>>>>>

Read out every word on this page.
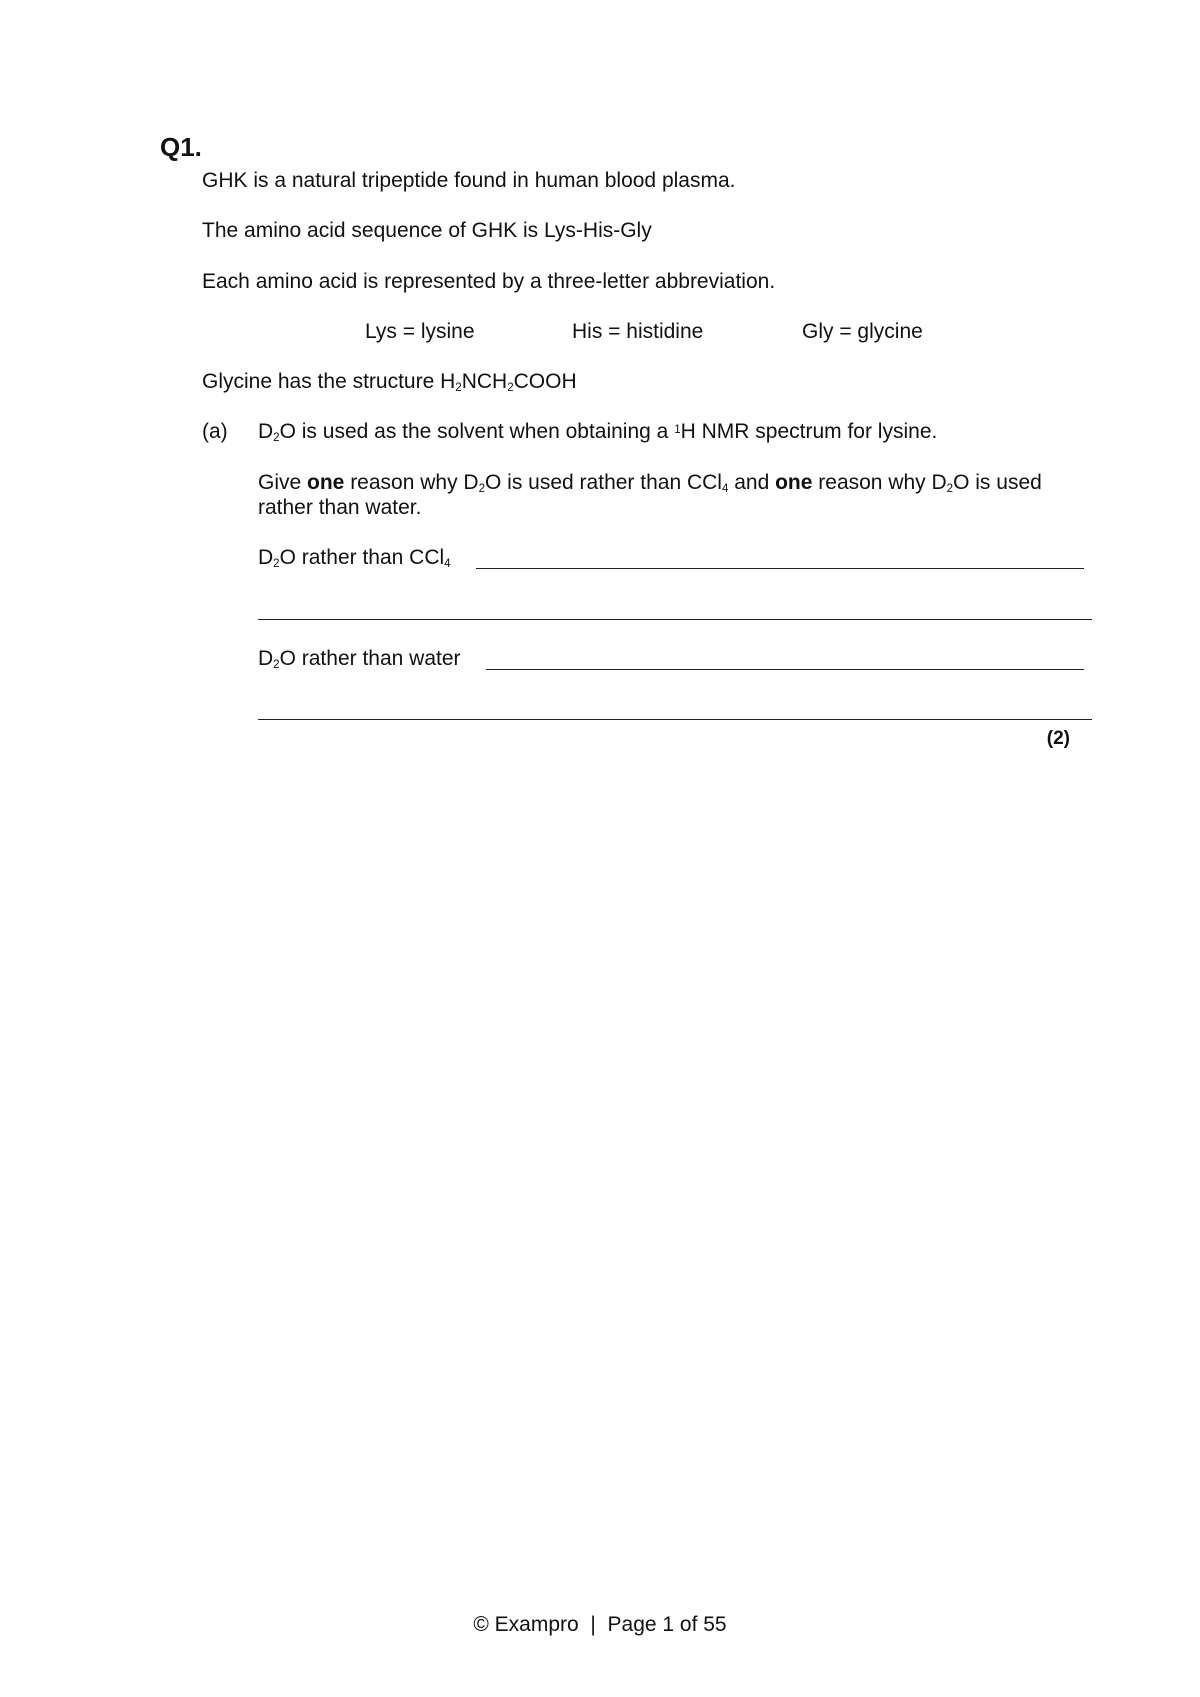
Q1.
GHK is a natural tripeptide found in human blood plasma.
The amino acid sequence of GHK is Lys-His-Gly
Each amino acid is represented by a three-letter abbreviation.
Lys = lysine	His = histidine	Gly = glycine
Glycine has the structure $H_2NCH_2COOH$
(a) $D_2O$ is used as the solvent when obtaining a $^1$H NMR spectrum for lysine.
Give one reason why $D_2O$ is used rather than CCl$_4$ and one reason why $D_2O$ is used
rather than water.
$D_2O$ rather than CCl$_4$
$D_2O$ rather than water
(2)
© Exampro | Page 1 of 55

<<<<<

> _Task directions_: Return each line from the material above exactly, but not the pictures.

> _Task answer_:
Read out every word on this page.
Q1.
GHK is a natural tripeptide found in human blood plasma.
The amino acid sequence of GHK is Lys-His-Gly
Each amino acid is represented by a three-letter abbreviation.
Lys = lysine	His = histidine	Gly = glycine
Glycine has the structure $H_2NCH_2COOH$
(a) $D_2O$ is used as the solvent when obtaining a $^1$H NMR spectrum for lysine.
Give one reason why $D_2O$ is used rather than CCl$_4$ and one reason why $D_2O$ is used
rather than water.
$D_2O$ rather than CCl$_4$
$D_2O$ rather than water
(2)
© Exampro | Page 1 of 55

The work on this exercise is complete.